Each entry has to be copied exactly, with nothing missed.

--------------------

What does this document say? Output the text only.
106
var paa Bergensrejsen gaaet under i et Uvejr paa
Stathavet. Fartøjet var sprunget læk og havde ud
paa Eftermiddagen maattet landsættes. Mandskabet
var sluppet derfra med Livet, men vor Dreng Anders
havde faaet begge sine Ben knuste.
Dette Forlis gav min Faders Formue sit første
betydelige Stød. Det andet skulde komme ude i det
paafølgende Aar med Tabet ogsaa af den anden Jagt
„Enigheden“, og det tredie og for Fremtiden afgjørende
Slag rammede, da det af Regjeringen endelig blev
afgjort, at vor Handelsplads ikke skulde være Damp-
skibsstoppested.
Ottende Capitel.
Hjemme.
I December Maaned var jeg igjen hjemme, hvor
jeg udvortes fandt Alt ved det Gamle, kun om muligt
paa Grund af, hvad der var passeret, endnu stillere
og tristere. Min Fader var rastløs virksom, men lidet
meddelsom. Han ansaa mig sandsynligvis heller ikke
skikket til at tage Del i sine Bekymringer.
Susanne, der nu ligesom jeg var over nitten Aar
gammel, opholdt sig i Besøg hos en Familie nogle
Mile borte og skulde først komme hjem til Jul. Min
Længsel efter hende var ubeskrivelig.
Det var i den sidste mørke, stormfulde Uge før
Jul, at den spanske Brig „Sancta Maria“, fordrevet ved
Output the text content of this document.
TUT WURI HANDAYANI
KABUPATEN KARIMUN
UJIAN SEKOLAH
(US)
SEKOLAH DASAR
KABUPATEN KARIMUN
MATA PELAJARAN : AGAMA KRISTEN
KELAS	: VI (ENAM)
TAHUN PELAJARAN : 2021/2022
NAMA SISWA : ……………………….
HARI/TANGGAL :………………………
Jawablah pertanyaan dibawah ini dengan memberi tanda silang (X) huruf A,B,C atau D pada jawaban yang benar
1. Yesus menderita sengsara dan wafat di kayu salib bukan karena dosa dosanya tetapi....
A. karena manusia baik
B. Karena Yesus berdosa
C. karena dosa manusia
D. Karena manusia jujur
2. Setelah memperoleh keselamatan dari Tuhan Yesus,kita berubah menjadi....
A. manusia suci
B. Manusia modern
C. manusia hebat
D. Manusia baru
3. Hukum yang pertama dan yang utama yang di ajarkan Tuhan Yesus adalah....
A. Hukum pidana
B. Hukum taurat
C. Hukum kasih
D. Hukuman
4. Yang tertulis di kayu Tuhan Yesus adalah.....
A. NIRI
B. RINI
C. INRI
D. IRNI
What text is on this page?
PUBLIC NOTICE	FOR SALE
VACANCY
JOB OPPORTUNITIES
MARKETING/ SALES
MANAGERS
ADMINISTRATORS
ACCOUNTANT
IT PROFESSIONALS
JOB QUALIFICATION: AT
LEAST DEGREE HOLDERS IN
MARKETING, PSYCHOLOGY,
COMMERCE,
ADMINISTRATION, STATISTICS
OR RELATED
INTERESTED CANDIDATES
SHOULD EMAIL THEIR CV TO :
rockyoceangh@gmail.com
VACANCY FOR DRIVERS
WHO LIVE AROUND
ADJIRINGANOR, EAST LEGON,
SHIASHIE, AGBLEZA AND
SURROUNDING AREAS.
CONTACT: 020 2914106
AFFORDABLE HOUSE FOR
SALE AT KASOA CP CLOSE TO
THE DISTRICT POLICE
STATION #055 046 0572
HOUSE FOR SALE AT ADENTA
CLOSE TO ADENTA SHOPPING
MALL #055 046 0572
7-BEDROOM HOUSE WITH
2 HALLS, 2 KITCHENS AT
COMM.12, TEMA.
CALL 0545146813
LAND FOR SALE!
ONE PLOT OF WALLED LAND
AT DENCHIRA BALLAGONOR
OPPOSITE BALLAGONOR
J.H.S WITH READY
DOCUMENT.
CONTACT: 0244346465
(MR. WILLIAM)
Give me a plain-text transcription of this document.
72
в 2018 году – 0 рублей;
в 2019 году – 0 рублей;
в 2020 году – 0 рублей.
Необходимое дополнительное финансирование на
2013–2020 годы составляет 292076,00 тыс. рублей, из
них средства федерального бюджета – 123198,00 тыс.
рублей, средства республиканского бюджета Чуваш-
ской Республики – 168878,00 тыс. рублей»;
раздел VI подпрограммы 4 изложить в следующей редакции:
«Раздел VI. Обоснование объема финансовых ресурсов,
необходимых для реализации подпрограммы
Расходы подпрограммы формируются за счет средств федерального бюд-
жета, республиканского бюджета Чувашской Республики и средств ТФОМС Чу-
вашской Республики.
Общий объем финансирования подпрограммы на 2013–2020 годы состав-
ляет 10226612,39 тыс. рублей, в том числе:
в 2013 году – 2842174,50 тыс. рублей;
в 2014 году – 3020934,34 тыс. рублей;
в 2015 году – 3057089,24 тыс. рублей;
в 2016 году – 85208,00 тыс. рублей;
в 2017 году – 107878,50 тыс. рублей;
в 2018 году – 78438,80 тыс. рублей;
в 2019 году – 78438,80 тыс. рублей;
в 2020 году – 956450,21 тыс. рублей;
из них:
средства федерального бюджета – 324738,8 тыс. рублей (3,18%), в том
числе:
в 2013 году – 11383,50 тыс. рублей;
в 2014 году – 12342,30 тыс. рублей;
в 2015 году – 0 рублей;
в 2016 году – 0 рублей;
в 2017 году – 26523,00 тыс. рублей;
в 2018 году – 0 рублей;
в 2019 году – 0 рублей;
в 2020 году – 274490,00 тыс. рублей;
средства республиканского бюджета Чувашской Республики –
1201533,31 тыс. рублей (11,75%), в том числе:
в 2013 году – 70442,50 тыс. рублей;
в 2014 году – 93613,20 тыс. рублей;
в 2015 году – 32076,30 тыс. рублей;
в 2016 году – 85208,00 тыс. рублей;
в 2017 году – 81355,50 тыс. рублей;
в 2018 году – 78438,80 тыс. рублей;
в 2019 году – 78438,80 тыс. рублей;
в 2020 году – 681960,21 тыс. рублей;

--------------------

● SOLUTION TO THE PROBLEM:
What does this document say? Output the text only.
106
var paa Bergensrejsen gaaet under i et Uvejr paa
Stathavet. Fartøjet var sprunget læk og havde ud
paa Eftermiddagen maattet landsættes. Mandskabet
var sluppet derfra med Livet, men vor Dreng Anders
havde faaet begge sine Ben knuste.
Dette Forlis gav min Faders Formue sit første
betydelige Stød. Det andet skulde komme ude i det
paafølgende Aar med Tabet ogsaa af den anden Jagt
„Enigheden“, og det tredie og for Fremtiden afgjørende
Slag rammede, da det af Regjeringen endelig blev
afgjort, at vor Handelsplads ikke skulde være Damp-
skibsstoppested.
Ottende Capitel.
Hjemme.
I December Maaned var jeg igjen hjemme, hvor
jeg udvortes fandt Alt ved det Gamle, kun om muligt
paa Grund af, hvad der var passeret, endnu stillere
og tristere. Min Fader var rastløs virksom, men lidet
meddelsom. Han ansaa mig sandsynligvis heller ikke
skikket til at tage Del i sine Bekymringer.
Susanne, der nu ligesom jeg var over nitten Aar
gammel, opholdt sig i Besøg hos en Familie nogle
Mile borte og skulde først komme hjem til Jul. Min
Længsel efter hende var ubeskrivelig.
Det var i den sidste mørke, stormfulde Uge før
Jul, at den spanske Brig „Sancta Maria“, fordrevet ved
Output the text content of this document.
TUT WURI HANDAYANI
KABUPATEN KARIMUN
UJIAN SEKOLAH
(US)
SEKOLAH DASAR
KABUPATEN KARIMUN
MATA PELAJARAN : AGAMA KRISTEN
KELAS	: VI (ENAM)
TAHUN PELAJARAN : 2021/2022
NAMA SISWA : ……………………….
HARI/TANGGAL :………………………
Jawablah pertanyaan dibawah ini dengan memberi tanda silang (X) huruf A,B,C atau D pada jawaban yang benar
1. Yesus menderita sengsara dan wafat di kayu salib bukan karena dosa dosanya tetapi....
A. karena manusia baik
B. Karena Yesus berdosa
C. karena dosa manusia
D. Karena manusia jujur
2. Setelah memperoleh keselamatan dari Tuhan Yesus,kita berubah menjadi....
A. manusia suci
B. Manusia modern
C. manusia hebat
D. Manusia baru
3. Hukum yang pertama dan yang utama yang di ajarkan Tuhan Yesus adalah....
A. Hukum pidana
B. Hukum taurat
C. Hukum kasih
D. Hukuman
4. Yang tertulis di kayu Tuhan Yesus adalah.....
A. NIRI
B. RINI
C. INRI
D. IRNI
What text is on this page?
PUBLIC NOTICE	FOR SALE
VACANCY
JOB OPPORTUNITIES
MARKETING/ SALES
MANAGERS
ADMINISTRATORS
ACCOUNTANT
IT PROFESSIONALS
JOB QUALIFICATION: AT
LEAST DEGREE HOLDERS IN
MARKETING, PSYCHOLOGY,
COMMERCE,
ADMINISTRATION, STATISTICS
OR RELATED
INTERESTED CANDIDATES
SHOULD EMAIL THEIR CV TO :
rockyoceangh@gmail.com
VACANCY FOR DRIVERS
WHO LIVE AROUND
ADJIRINGANOR, EAST LEGON,
SHIASHIE, AGBLEZA AND
SURROUNDING AREAS.
CONTACT: 020 2914106
AFFORDABLE HOUSE FOR
SALE AT KASOA CP CLOSE TO
THE DISTRICT POLICE
STATION #055 046 0572
HOUSE FOR SALE AT ADENTA
CLOSE TO ADENTA SHOPPING
MALL #055 046 0572
7-BEDROOM HOUSE WITH
2 HALLS, 2 KITCHENS AT
COMM.12, TEMA.
CALL 0545146813
LAND FOR SALE!
ONE PLOT OF WALLED LAND
AT DENCHIRA BALLAGONOR
OPPOSITE BALLAGONOR
J.H.S WITH READY
DOCUMENT.
CONTACT: 0244346465
(MR. WILLIAM)
Give me a plain-text transcription of this document.
72
в 2018 году – 0 рублей;
в 2019 году – 0 рублей;
в 2020 году – 0 рублей.
Необходимое дополнительное финансирование на
2013–2020 годы составляет 292076,00 тыс. рублей, из
них средства федерального бюджета – 123198,00 тыс.
рублей, средства республиканского бюджета Чуваш-
ской Республики – 168878,00 тыс. рублей»;
раздел VI подпрограммы 4 изложить в следующей редакции:
«Раздел VI. Обоснование объема финансовых ресурсов,
необходимых для реализации подпрограммы
Расходы подпрограммы формируются за счет средств федерального бюд-
жета, республиканского бюджета Чувашской Республики и средств ТФОМС Чу-
вашской Республики.
Общий объем финансирования подпрограммы на 2013–2020 годы состав-
ляет 10226612,39 тыс. рублей, в том числе:
в 2013 году – 2842174,50 тыс. рублей;
в 2014 году – 3020934,34 тыс. рублей;
в 2015 году – 3057089,24 тыс. рублей;
в 2016 году – 85208,00 тыс. рублей;
в 2017 году – 107878,50 тыс. рублей;
в 2018 году – 78438,80 тыс. рублей;
в 2019 году – 78438,80 тыс. рублей;
в 2020 году – 956450,21 тыс. рублей;
из них:
средства федерального бюджета – 324738,8 тыс. рублей (3,18%), в том
числе:
в 2013 году – 11383,50 тыс. рублей;
в 2014 году – 12342,30 тыс. рублей;
в 2015 году – 0 рублей;
в 2016 году – 0 рублей;
в 2017 году – 26523,00 тыс. рублей;
в 2018 году – 0 рублей;
в 2019 году – 0 рублей;
в 2020 году – 274490,00 тыс. рублей;
средства республиканского бюджета Чувашской Республики –
1201533,31 тыс. рублей (11,75%), в том числе:
в 2013 году – 70442,50 тыс. рублей;
в 2014 году – 93613,20 тыс. рублей;
в 2015 году – 32076,30 тыс. рублей;
в 2016 году – 85208,00 тыс. рублей;
в 2017 году – 81355,50 тыс. рублей;
в 2018 году – 78438,80 тыс. рублей;
в 2019 году – 78438,80 тыс. рублей;
в 2020 году – 681960,21 тыс. рублей;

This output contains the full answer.